# [Written request]
Copy each line below in which the string "cách" occurs.

# [Material for this exercise]
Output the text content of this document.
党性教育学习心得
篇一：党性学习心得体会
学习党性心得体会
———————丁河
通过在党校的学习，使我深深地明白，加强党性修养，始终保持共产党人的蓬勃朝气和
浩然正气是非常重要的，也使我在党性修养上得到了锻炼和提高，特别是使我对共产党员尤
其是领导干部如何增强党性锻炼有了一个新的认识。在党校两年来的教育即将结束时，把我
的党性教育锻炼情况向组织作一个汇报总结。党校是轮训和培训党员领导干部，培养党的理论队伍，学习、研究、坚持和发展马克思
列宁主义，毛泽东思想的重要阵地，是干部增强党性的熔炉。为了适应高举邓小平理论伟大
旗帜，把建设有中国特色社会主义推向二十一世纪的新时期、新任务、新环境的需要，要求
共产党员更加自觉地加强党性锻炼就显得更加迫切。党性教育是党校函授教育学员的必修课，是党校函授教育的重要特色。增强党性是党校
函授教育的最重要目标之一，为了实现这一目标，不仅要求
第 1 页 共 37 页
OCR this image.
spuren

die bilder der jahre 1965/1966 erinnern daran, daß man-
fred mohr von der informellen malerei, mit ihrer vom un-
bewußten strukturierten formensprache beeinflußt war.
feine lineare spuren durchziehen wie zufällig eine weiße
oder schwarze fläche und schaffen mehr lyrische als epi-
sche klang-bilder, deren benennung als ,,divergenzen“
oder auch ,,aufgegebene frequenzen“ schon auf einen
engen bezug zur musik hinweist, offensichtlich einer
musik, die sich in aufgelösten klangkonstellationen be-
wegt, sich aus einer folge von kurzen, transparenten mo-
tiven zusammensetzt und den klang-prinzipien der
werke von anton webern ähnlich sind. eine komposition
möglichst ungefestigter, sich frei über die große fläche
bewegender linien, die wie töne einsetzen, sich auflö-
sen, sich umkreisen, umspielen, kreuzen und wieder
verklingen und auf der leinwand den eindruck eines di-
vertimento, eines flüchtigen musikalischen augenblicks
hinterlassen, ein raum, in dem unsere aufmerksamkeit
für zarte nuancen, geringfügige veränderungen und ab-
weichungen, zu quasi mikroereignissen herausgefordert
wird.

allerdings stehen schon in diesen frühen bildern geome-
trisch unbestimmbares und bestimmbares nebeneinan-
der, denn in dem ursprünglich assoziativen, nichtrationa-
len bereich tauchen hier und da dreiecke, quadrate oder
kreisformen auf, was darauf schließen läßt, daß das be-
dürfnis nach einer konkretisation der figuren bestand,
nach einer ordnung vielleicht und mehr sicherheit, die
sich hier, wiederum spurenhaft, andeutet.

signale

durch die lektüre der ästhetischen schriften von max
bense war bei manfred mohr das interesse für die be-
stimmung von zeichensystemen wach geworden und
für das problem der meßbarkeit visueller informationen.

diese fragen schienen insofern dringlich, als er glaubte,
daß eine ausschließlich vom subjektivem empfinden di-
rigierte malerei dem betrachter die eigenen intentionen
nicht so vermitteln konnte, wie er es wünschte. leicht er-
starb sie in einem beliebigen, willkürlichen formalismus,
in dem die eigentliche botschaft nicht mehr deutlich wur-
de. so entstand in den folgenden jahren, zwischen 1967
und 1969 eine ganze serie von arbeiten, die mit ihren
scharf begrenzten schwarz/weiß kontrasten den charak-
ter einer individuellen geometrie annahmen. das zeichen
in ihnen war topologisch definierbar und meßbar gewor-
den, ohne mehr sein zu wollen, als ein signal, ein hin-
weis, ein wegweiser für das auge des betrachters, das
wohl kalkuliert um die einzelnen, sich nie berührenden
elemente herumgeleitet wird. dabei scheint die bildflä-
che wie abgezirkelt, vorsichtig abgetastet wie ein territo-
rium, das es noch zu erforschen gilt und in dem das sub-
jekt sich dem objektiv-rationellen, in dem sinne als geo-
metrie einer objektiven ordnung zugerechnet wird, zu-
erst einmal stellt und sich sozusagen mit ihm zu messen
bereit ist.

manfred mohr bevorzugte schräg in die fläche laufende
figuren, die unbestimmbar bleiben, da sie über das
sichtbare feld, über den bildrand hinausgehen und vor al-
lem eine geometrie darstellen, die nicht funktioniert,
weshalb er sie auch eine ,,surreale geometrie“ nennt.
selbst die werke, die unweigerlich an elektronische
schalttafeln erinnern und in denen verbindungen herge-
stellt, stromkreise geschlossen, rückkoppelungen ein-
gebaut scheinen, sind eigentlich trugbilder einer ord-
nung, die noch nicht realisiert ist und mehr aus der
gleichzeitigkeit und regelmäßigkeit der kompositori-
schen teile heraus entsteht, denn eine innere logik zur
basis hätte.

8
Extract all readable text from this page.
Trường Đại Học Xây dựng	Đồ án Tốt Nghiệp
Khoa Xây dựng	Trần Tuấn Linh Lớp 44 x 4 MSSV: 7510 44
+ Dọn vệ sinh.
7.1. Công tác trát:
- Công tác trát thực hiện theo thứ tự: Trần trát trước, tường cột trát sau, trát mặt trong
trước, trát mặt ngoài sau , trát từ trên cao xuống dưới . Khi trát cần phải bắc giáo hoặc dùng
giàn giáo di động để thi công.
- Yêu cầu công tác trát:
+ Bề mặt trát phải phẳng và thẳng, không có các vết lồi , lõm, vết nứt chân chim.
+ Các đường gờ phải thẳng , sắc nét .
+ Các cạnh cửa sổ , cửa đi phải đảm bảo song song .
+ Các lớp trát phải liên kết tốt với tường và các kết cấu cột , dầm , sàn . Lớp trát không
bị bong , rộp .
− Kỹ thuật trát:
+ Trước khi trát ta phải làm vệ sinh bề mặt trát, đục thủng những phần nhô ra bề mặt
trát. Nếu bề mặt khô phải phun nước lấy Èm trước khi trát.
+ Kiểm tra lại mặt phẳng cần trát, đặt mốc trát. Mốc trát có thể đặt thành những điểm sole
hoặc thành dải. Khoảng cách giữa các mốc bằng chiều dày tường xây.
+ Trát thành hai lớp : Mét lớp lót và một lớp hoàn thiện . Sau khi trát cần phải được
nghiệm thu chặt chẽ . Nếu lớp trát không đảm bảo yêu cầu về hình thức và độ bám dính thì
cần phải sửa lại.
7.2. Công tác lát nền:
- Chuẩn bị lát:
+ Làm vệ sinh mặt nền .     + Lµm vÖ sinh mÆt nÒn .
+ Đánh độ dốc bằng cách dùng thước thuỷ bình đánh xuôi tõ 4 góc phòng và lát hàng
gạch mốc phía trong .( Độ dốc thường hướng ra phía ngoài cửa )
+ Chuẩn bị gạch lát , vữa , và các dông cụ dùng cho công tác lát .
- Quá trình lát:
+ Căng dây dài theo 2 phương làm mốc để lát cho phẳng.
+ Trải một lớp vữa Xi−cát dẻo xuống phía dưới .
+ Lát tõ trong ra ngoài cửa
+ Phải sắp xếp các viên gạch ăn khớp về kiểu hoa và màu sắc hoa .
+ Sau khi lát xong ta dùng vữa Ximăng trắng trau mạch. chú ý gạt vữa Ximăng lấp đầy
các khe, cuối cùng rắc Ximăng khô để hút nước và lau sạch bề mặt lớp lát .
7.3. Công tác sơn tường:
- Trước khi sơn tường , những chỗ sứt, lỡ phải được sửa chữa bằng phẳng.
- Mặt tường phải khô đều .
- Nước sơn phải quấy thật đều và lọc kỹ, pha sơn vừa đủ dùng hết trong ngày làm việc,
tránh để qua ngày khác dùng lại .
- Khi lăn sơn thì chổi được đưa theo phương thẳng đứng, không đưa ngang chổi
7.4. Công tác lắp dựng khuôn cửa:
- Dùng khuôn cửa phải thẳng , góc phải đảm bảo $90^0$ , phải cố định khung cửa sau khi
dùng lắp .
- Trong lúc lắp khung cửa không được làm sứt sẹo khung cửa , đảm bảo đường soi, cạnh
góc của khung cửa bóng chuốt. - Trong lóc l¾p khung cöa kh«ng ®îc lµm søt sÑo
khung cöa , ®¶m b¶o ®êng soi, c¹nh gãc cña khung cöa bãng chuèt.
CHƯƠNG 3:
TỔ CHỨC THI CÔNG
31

# [Full output]
hoặc thành dải. Khoảng cách giữa các mốc bằng chiều dày tường xây.
+ Đánh độ dốc bằng cách dùng thước thuỷ bình đánh xuôi tõ 4 góc phòng và lát hàng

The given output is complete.